At his press conference last Monday, President Jagdeo sought to address concerns over land at Plaisance which had been set aside for housing for him and senior government officials. He had been asked at the press conference if he was building a house there and how the land had been allotted.
The President replied that he had seen a lot of reports going around on this matter and that Stabroek News knew that he was building a house there and shouldn’t be asking. He then went on to point out that he had sold his property at Ogle and so he was now constructing another which would house a library, office and other facilities as he would be operating in the future from Guyana.
He went on to explain that “we’ve never gone to tender for land for housing, we tend to allocate these for housing once people are building structures” and volunteered that he had paid $5M per acre for the land which would translate to around $500,000 in a low income setting.
As to those who would be occupying the land the President said: “There’s some Cabinet members there, there are professionals there, people from the army, police, some regional chairmen, other groups similar to Pradoville one if, if you wanna, you’d say that so that is it but the lands were allocated to people in the Cabinet who didn’t have and stuff like that so I have to make arrangements, I needed more privacy too.”
Why President Jagdeo would presume that Stabroek News would know that he was building a house at Plaisance is uncertain. There isn’t exactly a sign outside whichever building he owns at Plaisance announcing that he was building a house after having purchased the lot in some publicly known process. Indeed, great secrecy has attended the divvying up of the land at what has come to be known as Pradoville 2 and the constructions thereupon. The President’s usually loquacious Minister of Housing, Mr Irfaan Ali has steadfastly refused several opportunities to speak on the apportioning of the land at Plaisance, the most recent being a letter by Stabroek News to him in December seeking information. Letters were also sent to the Chief Executive Officer of the Central Housing and Planning Authority (CH&PA), Mrs Mryna Pitt and Head of NICIL/Privatisation Unit, Mr Winston Brassington. Mr Ali and Mrs Pitt did not respond and Mr Brassington said that the questions should be directed to the Minister of Housing “since NICIL is not the competent authority to answer such questions.”
So there was no useful or authoritative information on this acreage up to last Monday and President Jagdeo’s answers to the questions asked at the press conference were the first real attempt at an explanation.
Unfortunately, his explanation didn’t pass muster and raises even more questions about the absence of transparency and the questionable deals that he has presided over as President of this nation.
The acreage at Sparendaam/Plaisance first came to public notice when the NCN transmission tower was relocated from that area to the West Demerara. One hopes that the tower was moved for better reasons than the assigning of the land to house the President and other senior government officials.
The public’s interest in the land really begins at the point at which the transmission tower was removed. What process or consideration led to the government decision to make land available for purchase by President Jagdeo and the yet unknown list of big-wigs? The President was silent on this but this is the crux of the matter as it exposes the murkiness and conspiratorial nature of government business in this country.
President Jagdeo cannot be unaware that in Georgetown and its outskirts land is scarce and many hardworking professionals, single mothers, retirees and growing families are looking for homesteads. Surely, as President of all of the people of this country President Jagdeo would have been acutely aware of the need for Solomonic wisdom in the apportioning of the land and the process handled in a transparent manner by the Ministry of Housing, the Central Housing and Planning Authority or the relevant local authority. There should ideally have been detailed consideration of whether this land was even appropriate for housing given its proximity to the Atlantic and the ever present threat of the rising seas which awareness the President himself has championed. The President surely could not have taken lightly the threat to that land but there is no evidence that there was any careful assessment of whether it was foolhardy to turn this land into housing.

────

To do: Continue the editorial about the Plaisance land set aside for President Jagdeo and senior officials, picking up after its final sentence.

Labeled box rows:
────

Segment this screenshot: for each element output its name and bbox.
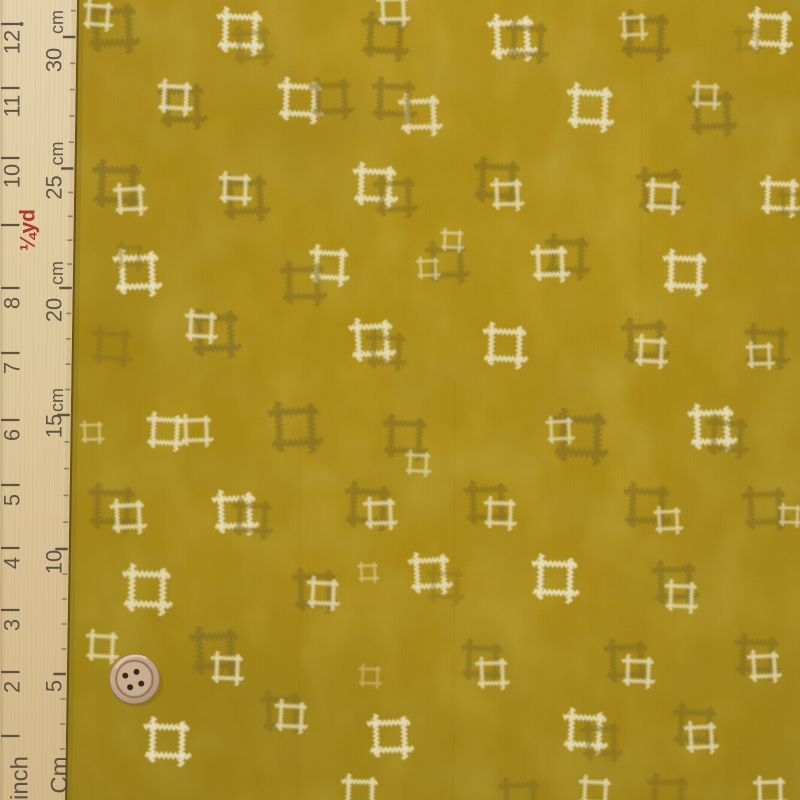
svg-text:5: 5 [42,680,67,692]
svg-text:cm: cm [47,261,67,285]
svg-text:20: 20 [42,298,67,322]
svg-text:Cm: Cm [47,756,74,793]
svg-text:30: 30 [42,48,67,72]
svg-text:5: 5 [0,494,25,506]
svg-text:4: 4 [0,557,25,569]
svg-text:11: 11 [0,95,25,118]
svg-text:25: 25 [42,175,67,199]
svg-text:12: 12 [0,30,25,54]
svg-text:¼yd: ¼yd [17,209,40,251]
svg-text:10: 10 [0,164,25,188]
svg-text:2: 2 [0,681,25,693]
svg-text:inch: inch [7,756,34,800]
svg-text:15: 15 [42,414,67,438]
svg-text:cm: cm [47,388,67,412]
svg-text:7: 7 [0,362,25,374]
svg-text:cm: cm [47,142,67,166]
svg-text:10: 10 [42,550,67,574]
svg-text:3: 3 [0,619,25,631]
svg-text:6: 6 [0,429,25,441]
svg-text:cm: cm [47,10,67,34]
svg-text:8: 8 [0,297,25,309]
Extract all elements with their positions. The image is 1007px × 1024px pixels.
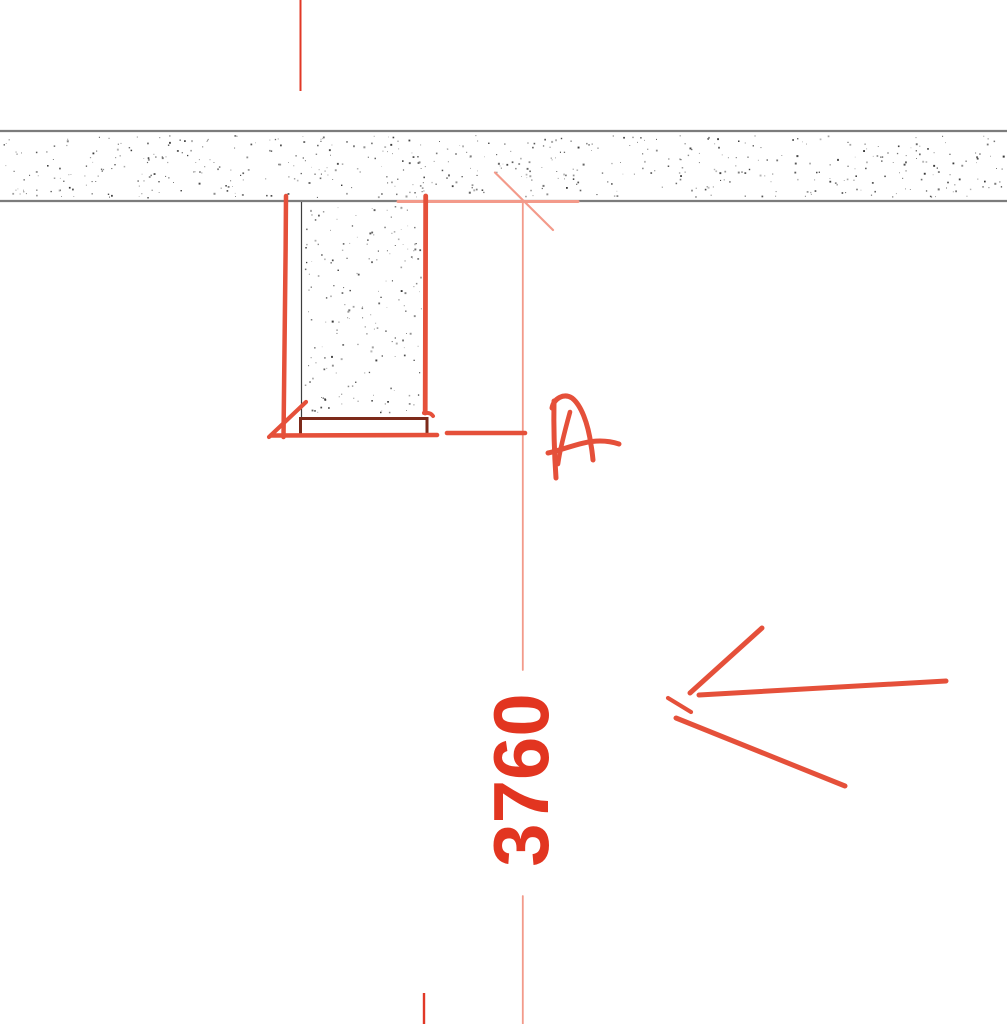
wall-stub-section (302, 202, 422, 417)
markup-stub-left-stroke[interactable] (284, 196, 287, 437)
letter-a-crossbar-stroke (548, 441, 619, 453)
arrow-upper-barb-stroke (690, 628, 762, 693)
markup-sill-hook-stroke[interactable] (424, 413, 433, 416)
red-markup-sketch[interactable] (269, 196, 946, 786)
slab-concrete-stipple (4, 135, 1005, 199)
letter-a-inner-stroke (558, 412, 570, 464)
markup-stub-right-stroke[interactable] (425, 196, 426, 413)
arrow-shaft-stroke (699, 681, 946, 695)
markup-stub-bottom-stroke[interactable] (271, 435, 437, 436)
window-sill-detail (301, 419, 428, 436)
arrow-tip-tick-stroke (668, 698, 691, 712)
arrow-lower-barb-stroke (676, 718, 845, 786)
sketch-arrow[interactable] (668, 628, 946, 786)
stub-concrete-stipple (305, 206, 422, 413)
handwritten-letter-a[interactable] (548, 396, 619, 478)
letter-a-left-stroke (554, 401, 556, 478)
slab-section (0, 131, 1007, 201)
plan-drawing (0, 0, 1007, 1024)
dimension-text[interactable]: 3760 (482, 693, 560, 867)
drawing-canvas[interactable]: 3760 A (0, 0, 1007, 1024)
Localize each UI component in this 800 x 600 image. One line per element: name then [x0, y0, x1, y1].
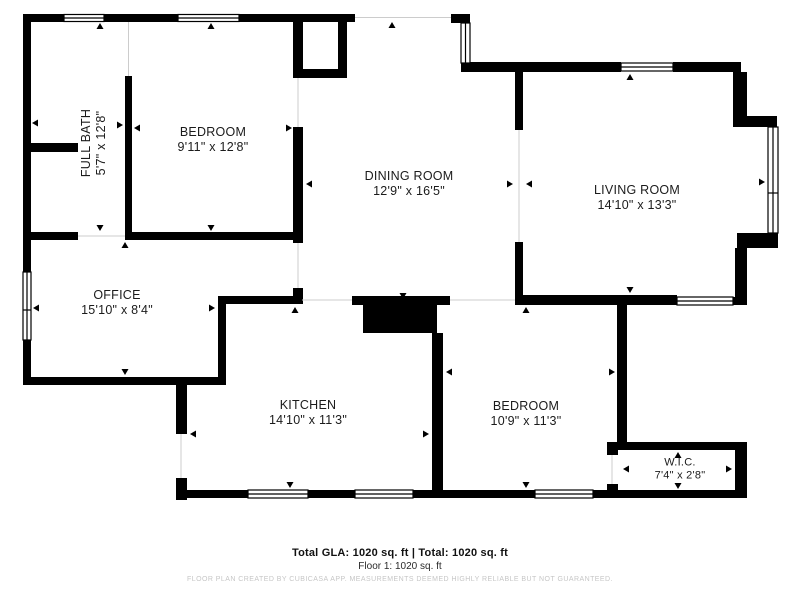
watermark-text: FLOOR PLAN CREATED BY CUBICASA APP. MEAS…: [0, 576, 800, 583]
room-dims: 7'4" x 2'8": [655, 470, 706, 483]
room-label-kitchen: KITCHEN 14'10" x 11'3": [269, 398, 347, 429]
room-label-full-bath: FULL BATH 5'7" x 12'8": [79, 109, 110, 177]
floor-plan-page: FULL BATH 5'7" x 12'8" BEDROOM 9'11" x 1…: [0, 0, 800, 600]
room-label-office: OFFICE 15'10" x 8'4": [81, 288, 153, 319]
room-dims: 14'10" x 13'3": [594, 198, 680, 213]
room-label-dining-room: DINING ROOM 12'9" x 16'5": [365, 169, 454, 200]
room-name: DINING ROOM: [365, 169, 454, 184]
room-dims: 5'7" x 12'8": [94, 109, 109, 177]
room-dims: 10'9" x 11'3": [491, 414, 562, 429]
total-gla-text: Total GLA: 1020 sq. ft | Total: 1020 sq.…: [0, 547, 800, 559]
room-dims: 15'10" x 8'4": [81, 303, 153, 318]
room-name: OFFICE: [81, 288, 153, 303]
room-name: FULL BATH: [79, 109, 94, 177]
room-label-living-room: LIVING ROOM 14'10" x 13'3": [594, 183, 680, 214]
walls: [23, 14, 778, 500]
room-label-bedroom-1: BEDROOM 9'11" x 12'8": [178, 125, 249, 156]
room-label-wic: W.I.C. 7'4" x 2'8": [655, 457, 706, 484]
room-name: KITCHEN: [269, 398, 347, 413]
room-dims: 14'10" x 11'3": [269, 413, 347, 428]
measure-arrows: [32, 22, 765, 489]
windows: [23, 15, 778, 499]
room-name: BEDROOM: [491, 399, 562, 414]
room-name: BEDROOM: [178, 125, 249, 140]
room-name: W.I.C.: [655, 457, 706, 470]
room-dims: 12'9" x 16'5": [365, 184, 454, 199]
room-label-bedroom-2: BEDROOM 10'9" x 11'3": [491, 399, 562, 430]
room-name: LIVING ROOM: [594, 183, 680, 198]
floor-total-text: Floor 1: 1020 sq. ft: [0, 561, 800, 572]
room-dims: 9'11" x 12'8": [178, 140, 249, 155]
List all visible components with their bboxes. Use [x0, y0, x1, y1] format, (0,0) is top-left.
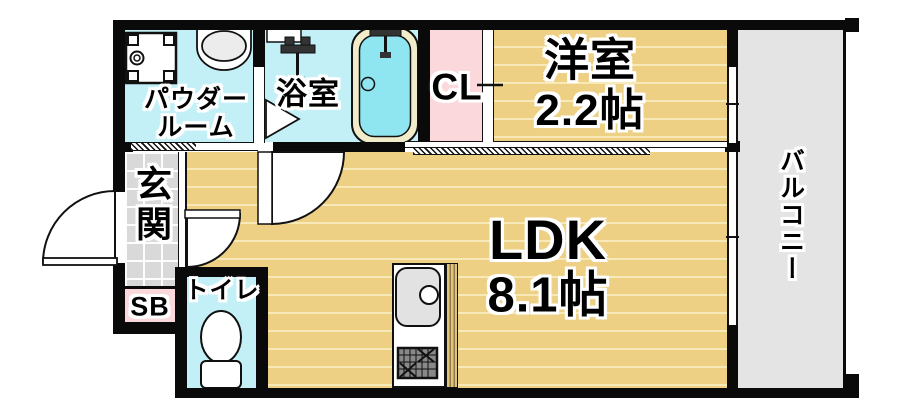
wall-segment [253, 30, 265, 67]
wall-segment [113, 20, 125, 192]
sliding-door-powder-room [131, 142, 196, 151]
wall-segment [273, 142, 405, 152]
label-western-room-size: 2.2帖 [535, 89, 644, 133]
label-western-room: 洋室 [544, 38, 636, 83]
label-shoe-box: SB [130, 294, 170, 321]
label-entrance: 玄関 [133, 165, 169, 245]
kitchen-counter-edge [446, 263, 458, 388]
label-balcony: バルコニー [778, 148, 803, 283]
entry-door-arc [43, 191, 117, 265]
wall-segment [113, 142, 133, 152]
window-ldk-balcony-door [727, 152, 738, 325]
wall-segment [727, 325, 738, 398]
entrance-step-edge [178, 152, 187, 267]
window-meeting-rail [726, 236, 739, 238]
floor-plan: パウダー ルーム 浴室 CL 洋室 2.2帖 バルコニー 玄関 SB トイレ L… [0, 0, 902, 416]
label-toilet: トイレ [185, 279, 260, 303]
sliding-door-opening [196, 142, 258, 151]
bathroom-door-opening [253, 67, 265, 143]
label-closet: CL [431, 69, 482, 106]
wall-segment [113, 20, 858, 30]
label-ldk: LDK [489, 212, 607, 268]
label-ldk-size: 8.1帖 [487, 272, 608, 321]
label-powder-room-line1: パウダー [144, 88, 248, 113]
wall-segment [175, 267, 268, 277]
window-meeting-rail [726, 103, 739, 105]
balcony-railing-cap [845, 18, 859, 32]
balcony-railing-cap [845, 374, 859, 398]
wall-segment [418, 30, 430, 142]
balcony-railing [843, 26, 846, 390]
closet-door [482, 30, 494, 142]
kitchen-counter [392, 263, 446, 388]
wall-segment [175, 388, 858, 398]
sliding-door-western-room [413, 147, 650, 155]
wall-segment [727, 20, 738, 67]
label-bathroom: 浴室 [276, 79, 340, 110]
label-powder-room-line2: ルーム [157, 116, 234, 141]
window-western-room [727, 67, 738, 143]
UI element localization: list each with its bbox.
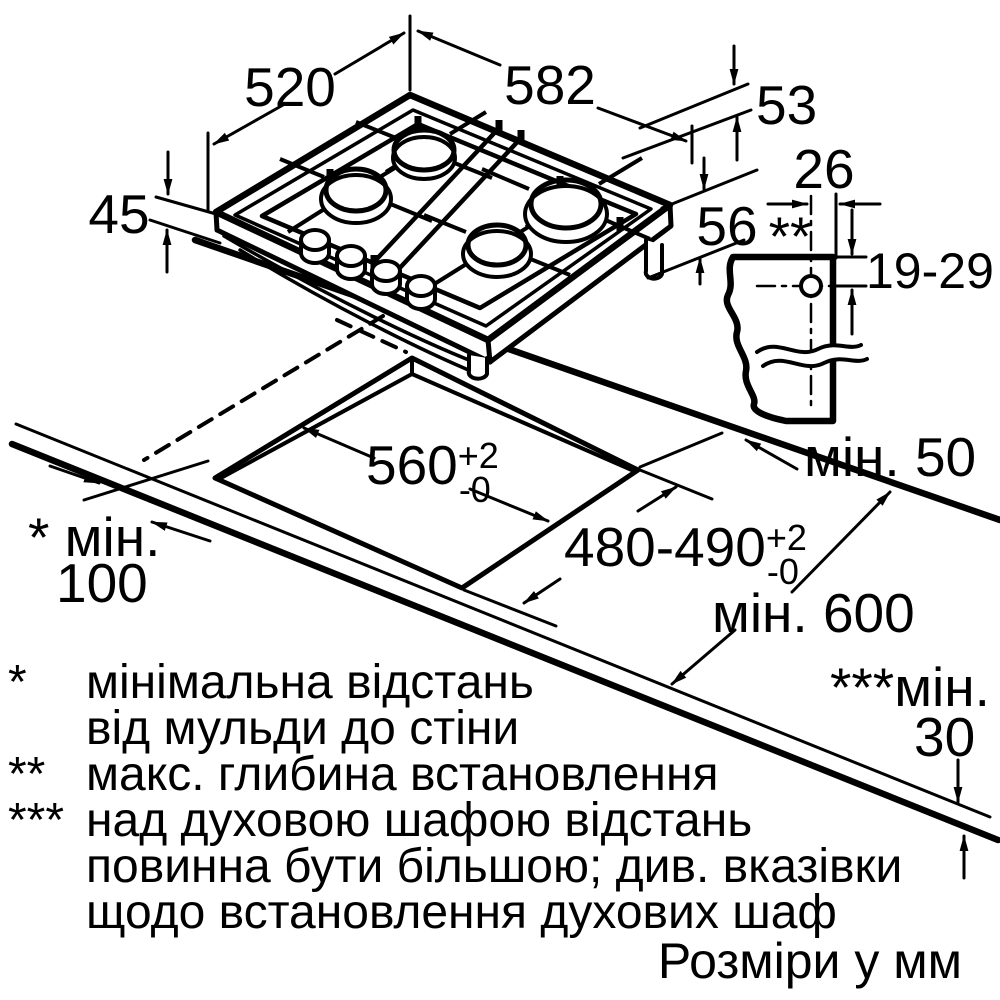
dim-45-label: 45 <box>88 183 149 245</box>
section-detail: 26 19-29 <box>727 138 994 421</box>
footnote-marker-1: * <box>8 656 27 709</box>
knob <box>337 246 365 279</box>
hob-drawing <box>216 95 671 379</box>
dim-min-50: мін. 50 <box>640 426 976 488</box>
diagram-canvas: 520 582 53 45 <box>0 0 1000 1000</box>
burner-right <box>525 180 607 242</box>
burner-left <box>321 169 391 223</box>
fixing-hole <box>801 276 821 296</box>
dim-min-100-label-line2: 100 <box>56 552 148 614</box>
dim-560-label: 560+2-0 <box>366 434 499 510</box>
footnote-line: щодо встановлення духових шаф <box>86 886 837 939</box>
dim-560: 560+2-0 <box>304 428 548 521</box>
dim-53: 53 <box>623 46 817 160</box>
installation-diagram: 520 582 53 45 <box>0 0 1000 1000</box>
knob <box>372 261 400 294</box>
knob <box>407 276 435 309</box>
dim-520-label: 520 <box>244 56 336 118</box>
dim-582-label: 582 <box>504 54 596 116</box>
dim-26-label: 26 <box>793 138 854 200</box>
dim-480-490-label: 480-490+2-0 <box>564 516 807 592</box>
hob-leg-front <box>469 355 487 379</box>
dim-53-label: 53 <box>756 74 817 136</box>
dim-min-50-label: мін. 50 <box>804 426 976 488</box>
dim-19-29-label: 19-29 <box>866 243 994 299</box>
dim-45: 45 <box>88 152 220 272</box>
dim-min-600-label: мін. 600 <box>712 582 915 644</box>
footnote-marker-3: *** <box>8 794 64 847</box>
dim-min-30-label-line2: 30 <box>914 706 975 768</box>
burner-back <box>393 130 455 179</box>
dim-19-29: 19-29 <box>834 210 994 334</box>
projection-dashed-left <box>144 316 383 460</box>
dim-56-label: 56 <box>696 195 757 257</box>
units-caption: Розміри у мм <box>658 933 962 989</box>
knob <box>301 230 329 263</box>
burner-front <box>463 225 531 277</box>
footnotes: * мінімальна відстань від мульди до стін… <box>8 656 902 939</box>
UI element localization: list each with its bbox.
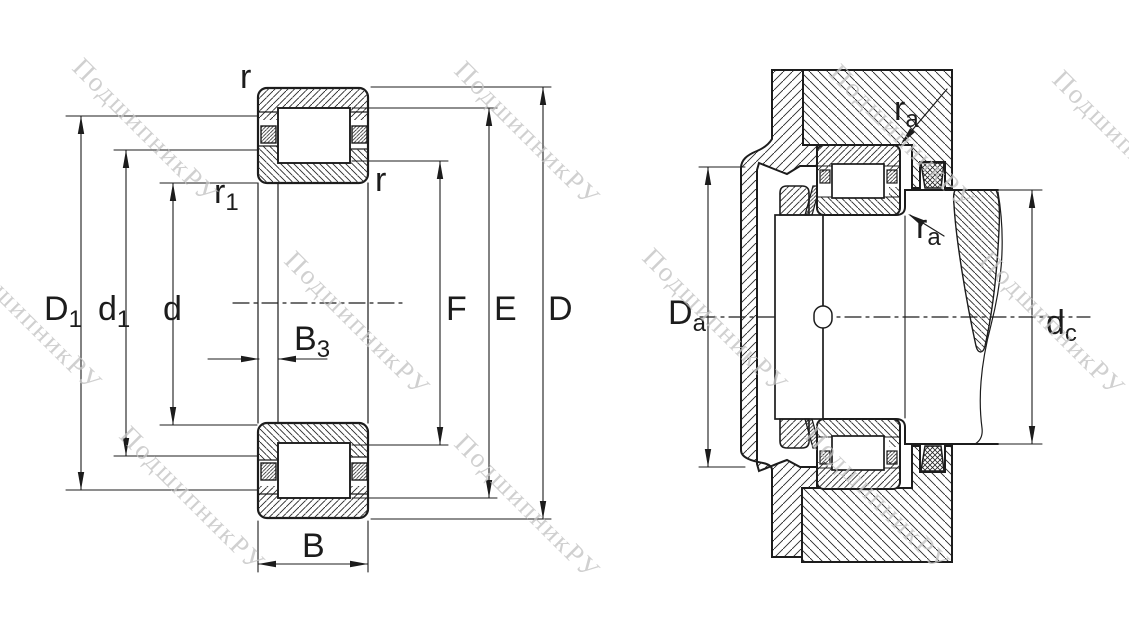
- retaining-ring-bottom: [921, 446, 944, 471]
- cage-bar: [887, 170, 897, 183]
- drawing-canvas: ПодшипникРУ ПодшипникРУ ПодшипникРУ Подш…: [0, 0, 1129, 632]
- right-view: Da dc ra ra: [668, 70, 1090, 562]
- inner-ring-hatch: [258, 146, 278, 183]
- roller: [278, 443, 350, 498]
- cage-bar: [887, 451, 897, 464]
- radius-label-r-top: r: [240, 58, 251, 96]
- cage-bar: [261, 463, 276, 480]
- dim-label-B: B: [302, 527, 325, 565]
- shaft-center-feature: [814, 306, 832, 328]
- shaft-break-section: [954, 190, 1000, 352]
- cage-bar: [352, 126, 367, 143]
- radius-label-r1: r1: [214, 173, 239, 216]
- radius-label-r-right: r: [375, 161, 386, 199]
- radius-label-ra-bottom: ra: [916, 208, 941, 251]
- cage-bar: [352, 463, 367, 480]
- bearing-section-bottom: [258, 423, 368, 518]
- dim-label-E: E: [494, 290, 517, 328]
- dim-label-Da: Da: [668, 294, 707, 337]
- dim-label-D1: D1: [44, 290, 82, 333]
- dim-label-dc: dc: [1046, 304, 1077, 347]
- roller: [832, 164, 884, 198]
- left-view: D1 d1 d B3 B F E D r r r1: [44, 58, 573, 572]
- spacer-ring-top: [780, 186, 809, 215]
- technical-drawing: D1 d1 d B3 B F E D r r r1: [0, 0, 1129, 632]
- bearing-section-bottom: [817, 419, 900, 489]
- cage-bar: [261, 126, 276, 143]
- dim-label-B3: B3: [294, 320, 330, 363]
- dim-label-D: D: [548, 290, 573, 328]
- dim-label-d1: d1: [98, 290, 130, 333]
- retaining-ring-top: [921, 163, 944, 188]
- bearing-section-top: [817, 145, 900, 215]
- bearing-section-top: [258, 88, 368, 183]
- spacer-ring-bottom: [780, 419, 809, 448]
- cage-bar: [820, 170, 830, 183]
- dim-label-d: d: [163, 290, 182, 328]
- roller: [832, 436, 884, 470]
- roller: [278, 108, 350, 163]
- cage-bar: [820, 451, 830, 464]
- dim-label-F: F: [446, 290, 467, 328]
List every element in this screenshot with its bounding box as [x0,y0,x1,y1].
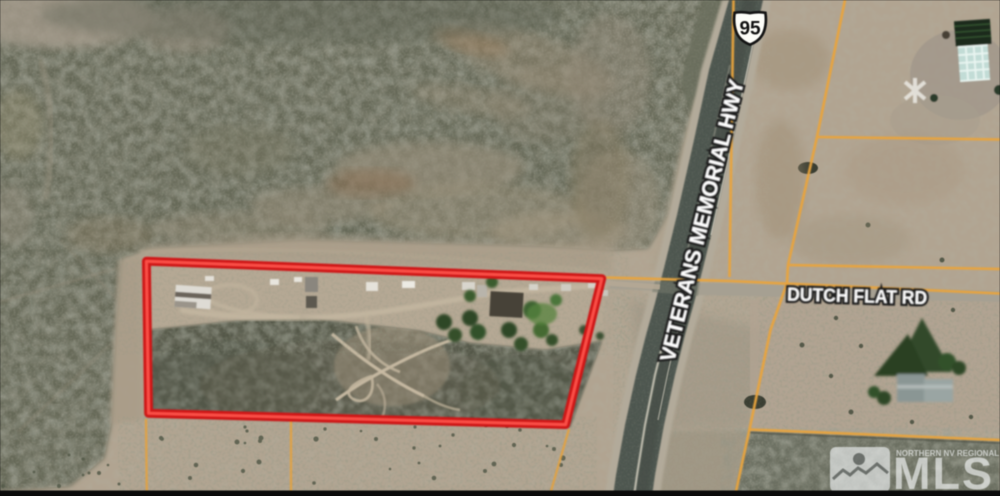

────

Output of the exercise:
So the decision was made to transform the land into housing, who then should benefit it from it? This is the nub of the matter. Had there been some public ventilating of the need for housing for certain Cabinet members and others perhaps the public might understand better what is now transpiring. Why should the President and an apparently handpicked list of supporters, confidantes and the favoured be able to take up this land at the expense of the so many other worthies? This is certainly not a working class government. It is a two-tiered administration. One set of the land for the salt of the earth – i.e. Tuschen, Parfait Harmonie etc and the plum spots for those who least need it but are “with” the government.
Whether he is President or not, President Jagdeo has no special lien on land for housing. The President already had access to land at Ogle on which a house was built. He decided to sell this spot for a hefty sum to a Trinidadian. Didn’t President Jagdeo plan his Ogle house in the manner that he is now constructing his new residence at Plaisance? The bottom line is the President had access to land at Ogle which he disposed of. He therefore should not be entitled to access to any other plot. He is also not in the category of the thousands of Guyanese who are living cheek by jowl with relatives or in dire circumstances and yearning for a plot of land somewhere. He will soon benefit from a sumptuous retirement package that Guyana in its present circumstances cannot afford.
How many lots the land at Plaisance could have been divided in, if properly deemed suitable for housing, should have been assigned in a publicly advertised scheme available to all Guyanese including the President and those now lucky to have already been granted spots there. It should not have been carved up in the manner that it has been where loyalty and friendship with the party and government were likely the overwhelming criteria. How can the public be sure that some of the allottees don’t already have state house lots? Were their names published in the press in the manner that those of ordinary persons are published so that the public could be called upon to clarify whether they were deserving of house lots? How was the price per acre arrived at and who made the decision?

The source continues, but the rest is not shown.